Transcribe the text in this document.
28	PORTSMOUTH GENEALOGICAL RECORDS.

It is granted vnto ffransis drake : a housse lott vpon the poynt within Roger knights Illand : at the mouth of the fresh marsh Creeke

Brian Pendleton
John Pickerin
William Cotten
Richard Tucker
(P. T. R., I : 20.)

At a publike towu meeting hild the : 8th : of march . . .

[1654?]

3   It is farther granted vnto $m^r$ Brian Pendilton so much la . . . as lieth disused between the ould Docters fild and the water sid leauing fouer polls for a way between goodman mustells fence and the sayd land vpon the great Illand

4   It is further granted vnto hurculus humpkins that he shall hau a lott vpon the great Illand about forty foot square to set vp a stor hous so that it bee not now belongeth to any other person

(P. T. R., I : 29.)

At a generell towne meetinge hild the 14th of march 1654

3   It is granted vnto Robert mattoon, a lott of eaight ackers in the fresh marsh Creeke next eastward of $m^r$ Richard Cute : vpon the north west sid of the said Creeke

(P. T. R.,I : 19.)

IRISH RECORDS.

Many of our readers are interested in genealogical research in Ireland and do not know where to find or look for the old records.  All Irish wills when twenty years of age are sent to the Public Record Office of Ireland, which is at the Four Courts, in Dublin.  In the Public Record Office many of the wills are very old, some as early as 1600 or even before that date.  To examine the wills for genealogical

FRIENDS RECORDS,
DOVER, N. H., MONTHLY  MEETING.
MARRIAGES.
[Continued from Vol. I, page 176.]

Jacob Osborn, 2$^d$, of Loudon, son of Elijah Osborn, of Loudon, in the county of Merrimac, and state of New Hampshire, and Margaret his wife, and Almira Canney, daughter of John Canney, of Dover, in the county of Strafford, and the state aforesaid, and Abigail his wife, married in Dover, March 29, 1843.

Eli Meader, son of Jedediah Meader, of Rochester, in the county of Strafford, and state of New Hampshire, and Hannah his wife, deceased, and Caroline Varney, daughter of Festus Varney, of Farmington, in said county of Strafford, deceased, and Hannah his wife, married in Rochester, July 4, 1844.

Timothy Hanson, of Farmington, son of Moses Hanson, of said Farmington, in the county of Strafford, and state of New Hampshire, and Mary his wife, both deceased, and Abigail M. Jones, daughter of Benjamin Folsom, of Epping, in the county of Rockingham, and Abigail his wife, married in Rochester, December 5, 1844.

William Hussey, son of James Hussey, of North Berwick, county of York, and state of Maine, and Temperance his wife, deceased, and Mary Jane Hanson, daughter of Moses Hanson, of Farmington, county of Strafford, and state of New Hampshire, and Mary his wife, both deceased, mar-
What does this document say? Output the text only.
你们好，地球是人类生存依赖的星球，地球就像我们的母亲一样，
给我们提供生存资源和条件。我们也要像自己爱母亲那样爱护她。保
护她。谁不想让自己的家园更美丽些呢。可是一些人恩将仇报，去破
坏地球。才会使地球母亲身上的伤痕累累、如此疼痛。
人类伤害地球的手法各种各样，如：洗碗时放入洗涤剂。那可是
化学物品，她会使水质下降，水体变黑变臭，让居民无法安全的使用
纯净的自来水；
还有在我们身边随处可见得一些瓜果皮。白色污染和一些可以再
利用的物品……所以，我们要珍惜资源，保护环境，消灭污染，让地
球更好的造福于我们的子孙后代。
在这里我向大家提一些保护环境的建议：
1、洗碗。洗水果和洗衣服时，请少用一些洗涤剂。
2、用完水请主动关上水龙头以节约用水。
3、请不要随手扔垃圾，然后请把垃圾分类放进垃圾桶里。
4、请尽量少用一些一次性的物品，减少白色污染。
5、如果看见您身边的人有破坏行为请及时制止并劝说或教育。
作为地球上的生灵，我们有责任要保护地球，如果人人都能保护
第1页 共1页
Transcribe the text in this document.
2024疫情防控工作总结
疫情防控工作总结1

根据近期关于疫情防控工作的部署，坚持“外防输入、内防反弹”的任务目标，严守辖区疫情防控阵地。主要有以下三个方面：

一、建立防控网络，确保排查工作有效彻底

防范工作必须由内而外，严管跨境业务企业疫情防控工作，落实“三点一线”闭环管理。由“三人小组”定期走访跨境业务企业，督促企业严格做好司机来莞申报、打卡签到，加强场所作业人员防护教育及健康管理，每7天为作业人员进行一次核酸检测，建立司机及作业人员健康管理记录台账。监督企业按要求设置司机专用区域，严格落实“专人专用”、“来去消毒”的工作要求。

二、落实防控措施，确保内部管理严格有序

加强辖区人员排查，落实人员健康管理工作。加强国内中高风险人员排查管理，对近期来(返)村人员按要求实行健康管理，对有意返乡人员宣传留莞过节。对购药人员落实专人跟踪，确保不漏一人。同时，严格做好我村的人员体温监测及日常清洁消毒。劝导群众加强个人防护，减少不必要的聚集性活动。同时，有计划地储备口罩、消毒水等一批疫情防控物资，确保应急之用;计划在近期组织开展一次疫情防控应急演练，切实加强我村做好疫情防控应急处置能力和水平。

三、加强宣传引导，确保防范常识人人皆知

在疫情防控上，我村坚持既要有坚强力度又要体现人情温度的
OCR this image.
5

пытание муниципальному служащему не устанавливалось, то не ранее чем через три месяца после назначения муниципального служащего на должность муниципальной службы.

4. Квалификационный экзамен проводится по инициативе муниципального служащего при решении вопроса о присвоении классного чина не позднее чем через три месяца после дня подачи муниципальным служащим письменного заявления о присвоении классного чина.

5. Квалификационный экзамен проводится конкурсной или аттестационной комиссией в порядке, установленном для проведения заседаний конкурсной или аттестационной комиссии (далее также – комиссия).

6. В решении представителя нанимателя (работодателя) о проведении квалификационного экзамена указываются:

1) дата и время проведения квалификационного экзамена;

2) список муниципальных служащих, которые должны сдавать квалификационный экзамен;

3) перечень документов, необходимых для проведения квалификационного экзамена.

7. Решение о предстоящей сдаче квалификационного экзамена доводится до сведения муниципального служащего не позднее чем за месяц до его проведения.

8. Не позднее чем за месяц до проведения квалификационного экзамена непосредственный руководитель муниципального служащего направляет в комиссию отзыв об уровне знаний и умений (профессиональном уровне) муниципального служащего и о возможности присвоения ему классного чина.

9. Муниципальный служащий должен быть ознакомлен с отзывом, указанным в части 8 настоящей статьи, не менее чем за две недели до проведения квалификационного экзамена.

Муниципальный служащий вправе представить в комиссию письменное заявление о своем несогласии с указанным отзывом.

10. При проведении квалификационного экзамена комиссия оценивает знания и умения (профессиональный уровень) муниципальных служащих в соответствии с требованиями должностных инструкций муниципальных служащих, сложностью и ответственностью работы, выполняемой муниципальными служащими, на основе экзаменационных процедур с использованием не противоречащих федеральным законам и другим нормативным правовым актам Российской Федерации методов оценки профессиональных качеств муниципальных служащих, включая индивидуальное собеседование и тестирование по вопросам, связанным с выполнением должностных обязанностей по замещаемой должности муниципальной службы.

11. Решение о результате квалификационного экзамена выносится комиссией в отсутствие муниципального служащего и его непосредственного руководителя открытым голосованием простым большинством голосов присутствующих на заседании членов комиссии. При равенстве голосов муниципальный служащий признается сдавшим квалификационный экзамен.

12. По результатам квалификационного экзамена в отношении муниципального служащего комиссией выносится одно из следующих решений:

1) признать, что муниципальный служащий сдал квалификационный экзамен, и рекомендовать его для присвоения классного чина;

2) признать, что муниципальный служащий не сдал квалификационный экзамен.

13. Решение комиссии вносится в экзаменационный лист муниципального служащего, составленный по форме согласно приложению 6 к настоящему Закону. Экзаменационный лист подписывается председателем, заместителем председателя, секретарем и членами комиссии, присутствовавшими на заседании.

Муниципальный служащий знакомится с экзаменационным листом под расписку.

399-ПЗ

Short task: Provide all the records again, word for word.

Final result:
Transcribe the text in this document.
28	PORTSMOUTH GENEALOGICAL RECORDS.

It is granted vnto ffransis drake : a housse lott vpon the poynt within Roger knights Illand : at the mouth of the fresh marsh Creeke

Brian Pendleton
John Pickerin
William Cotten
Richard Tucker
(P. T. R., I : 20.)

At a publike towu meeting hild the : 8th : of march . . .

[1654?]

3   It is farther granted vnto $m^r$ Brian Pendilton so much la . . . as lieth disused between the ould Docters fild and the water sid leauing fouer polls for a way between goodman mustells fence and the sayd land vpon the great Illand

4   It is further granted vnto hurculus humpkins that he shall hau a lott vpon the great Illand about forty foot square to set vp a stor hous so that it bee not now belongeth to any other person

(P. T. R., I : 29.)

At a generell towne meetinge hild the 14th of march 1654

3   It is granted vnto Robert mattoon, a lott of eaight ackers in the fresh marsh Creeke next eastward of $m^r$ Richard Cute : vpon the north west sid of the said Creeke

(P. T. R.,I : 19.)

IRISH RECORDS.

Many of our readers are interested in genealogical research in Ireland and do not know where to find or look for the old records.  All Irish wills when twenty years of age are sent to the Public Record Office of Ireland, which is at the Four Courts, in Dublin.  In the Public Record Office many of the wills are very old, some as early as 1600 or even before that date.  To examine the wills for genealogical

FRIENDS RECORDS,
DOVER, N. H., MONTHLY  MEETING.
MARRIAGES.
[Continued from Vol. I, page 176.]

Jacob Osborn, 2$^d$, of Loudon, son of Elijah Osborn, of Loudon, in the county of Merrimac, and state of New Hampshire, and Margaret his wife, and Almira Canney, daughter of John Canney, of Dover, in the county of Strafford, and the state aforesaid, and Abigail his wife, married in Dover, March 29, 1843.

Eli Meader, son of Jedediah Meader, of Rochester, in the county of Strafford, and state of New Hampshire, and Hannah his wife, deceased, and Caroline Varney, daughter of Festus Varney, of Farmington, in said county of Strafford, deceased, and Hannah his wife, married in Rochester, July 4, 1844.

Timothy Hanson, of Farmington, son of Moses Hanson, of said Farmington, in the county of Strafford, and state of New Hampshire, and Mary his wife, both deceased, and Abigail M. Jones, daughter of Benjamin Folsom, of Epping, in the county of Rockingham, and Abigail his wife, married in Rochester, December 5, 1844.

William Hussey, son of James Hussey, of North Berwick, county of York, and state of Maine, and Temperance his wife, deceased, and Mary Jane Hanson, daughter of Moses Hanson, of Farmington, county of Strafford, and state of New Hampshire, and Mary his wife, both deceased, mar-
What does this document say? Output the text only.
你们好，地球是人类生存依赖的星球，地球就像我们的母亲一样，
给我们提供生存资源和条件。我们也要像自己爱母亲那样爱护她。保
护她。谁不想让自己的家园更美丽些呢。可是一些人恩将仇报，去破
坏地球。才会使地球母亲身上的伤痕累累、如此疼痛。
人类伤害地球的手法各种各样，如：洗碗时放入洗涤剂。那可是
化学物品，她会使水质下降，水体变黑变臭，让居民无法安全的使用
纯净的自来水；
还有在我们身边随处可见得一些瓜果皮。白色污染和一些可以再
利用的物品……所以，我们要珍惜资源，保护环境，消灭污染，让地
球更好的造福于我们的子孙后代。
在这里我向大家提一些保护环境的建议：
1、洗碗。洗水果和洗衣服时，请少用一些洗涤剂。
2、用完水请主动关上水龙头以节约用水。
3、请不要随手扔垃圾，然后请把垃圾分类放进垃圾桶里。
4、请尽量少用一些一次性的物品，减少白色污染。
5、如果看见您身边的人有破坏行为请及时制止并劝说或教育。
作为地球上的生灵，我们有责任要保护地球，如果人人都能保护
第1页 共1页
Transcribe the text in this document.
2024疫情防控工作总结
疫情防控工作总结1

根据近期关于疫情防控工作的部署，坚持“外防输入、内防反弹”的任务目标，严守辖区疫情防控阵地。主要有以下三个方面：

一、建立防控网络，确保排查工作有效彻底

防范工作必须由内而外，严管跨境业务企业疫情防控工作，落实“三点一线”闭环管理。由“三人小组”定期走访跨境业务企业，督促企业严格做好司机来莞申报、打卡签到，加强场所作业人员防护教育及健康管理，每7天为作业人员进行一次核酸检测，建立司机及作业人员健康管理记录台账。监督企业按要求设置司机专用区域，严格落实“专人专用”、“来去消毒”的工作要求。

二、落实防控措施，确保内部管理严格有序

加强辖区人员排查，落实人员健康管理工作。加强国内中高风险人员排查管理，对近期来(返)村人员按要求实行健康管理，对有意返乡人员宣传留莞过节。对购药人员落实专人跟踪，确保不漏一人。同时，严格做好我村的人员体温监测及日常清洁消毒。劝导群众加强个人防护，减少不必要的聚集性活动。同时，有计划地储备口罩、消毒水等一批疫情防控物资，确保应急之用;计划在近期组织开展一次疫情防控应急演练，切实加强我村做好疫情防控应急处置能力和水平。

三、加强宣传引导，确保防范常识人人皆知

在疫情防控上，我村坚持既要有坚强力度又要体现人情温度的
OCR this image.
5

пытание муниципальному служащему не устанавливалось, то не ранее чем через три месяца после назначения муниципального служащего на должность муниципальной службы.

4. Квалификационный экзамен проводится по инициативе муниципального служащего при решении вопроса о присвоении классного чина не позднее чем через три месяца после дня подачи муниципальным служащим письменного заявления о присвоении классного чина.

5. Квалификационный экзамен проводится конкурсной или аттестационной комиссией в порядке, установленном для проведения заседаний конкурсной или аттестационной комиссии (далее также – комиссия).

6. В решении представителя нанимателя (работодателя) о проведении квалификационного экзамена указываются:

1) дата и время проведения квалификационного экзамена;

2) список муниципальных служащих, которые должны сдавать квалификационный экзамен;

3) перечень документов, необходимых для проведения квалификационного экзамена.

7. Решение о предстоящей сдаче квалификационного экзамена доводится до сведения муниципального служащего не позднее чем за месяц до его проведения.

8. Не позднее чем за месяц до проведения квалификационного экзамена непосредственный руководитель муниципального служащего направляет в комиссию отзыв об уровне знаний и умений (профессиональном уровне) муниципального служащего и о возможности присвоения ему классного чина.

9. Муниципальный служащий должен быть ознакомлен с отзывом, указанным в части 8 настоящей статьи, не менее чем за две недели до проведения квалификационного экзамена.

Муниципальный служащий вправе представить в комиссию письменное заявление о своем несогласии с указанным отзывом.

10. При проведении квалификационного экзамена комиссия оценивает знания и умения (профессиональный уровень) муниципальных служащих в соответствии с требованиями должностных инструкций муниципальных служащих, сложностью и ответственностью работы, выполняемой муниципальными служащими, на основе экзаменационных процедур с использованием не противоречащих федеральным законам и другим нормативным правовым актам Российской Федерации методов оценки профессиональных качеств муниципальных служащих, включая индивидуальное собеседование и тестирование по вопросам, связанным с выполнением должностных обязанностей по замещаемой должности муниципальной службы.

11. Решение о результате квалификационного экзамена выносится комиссией в отсутствие муниципального служащего и его непосредственного руководителя открытым голосованием простым большинством голосов присутствующих на заседании членов комиссии. При равенстве голосов муниципальный служащий признается сдавшим квалификационный экзамен.

12. По результатам квалификационного экзамена в отношении муниципального служащего комиссией выносится одно из следующих решений:

1) признать, что муниципальный служащий сдал квалификационный экзамен, и рекомендовать его для присвоения классного чина;

2) признать, что муниципальный служащий не сдал квалификационный экзамен.

13. Решение комиссии вносится в экзаменационный лист муниципального служащего, составленный по форме согласно приложению 6 к настоящему Закону. Экзаменационный лист подписывается председателем, заместителем председателя, секретарем и членами комиссии, присутствовавшими на заседании.

Муниципальный служащий знакомится с экзаменационным листом под расписку.

399-ПЗ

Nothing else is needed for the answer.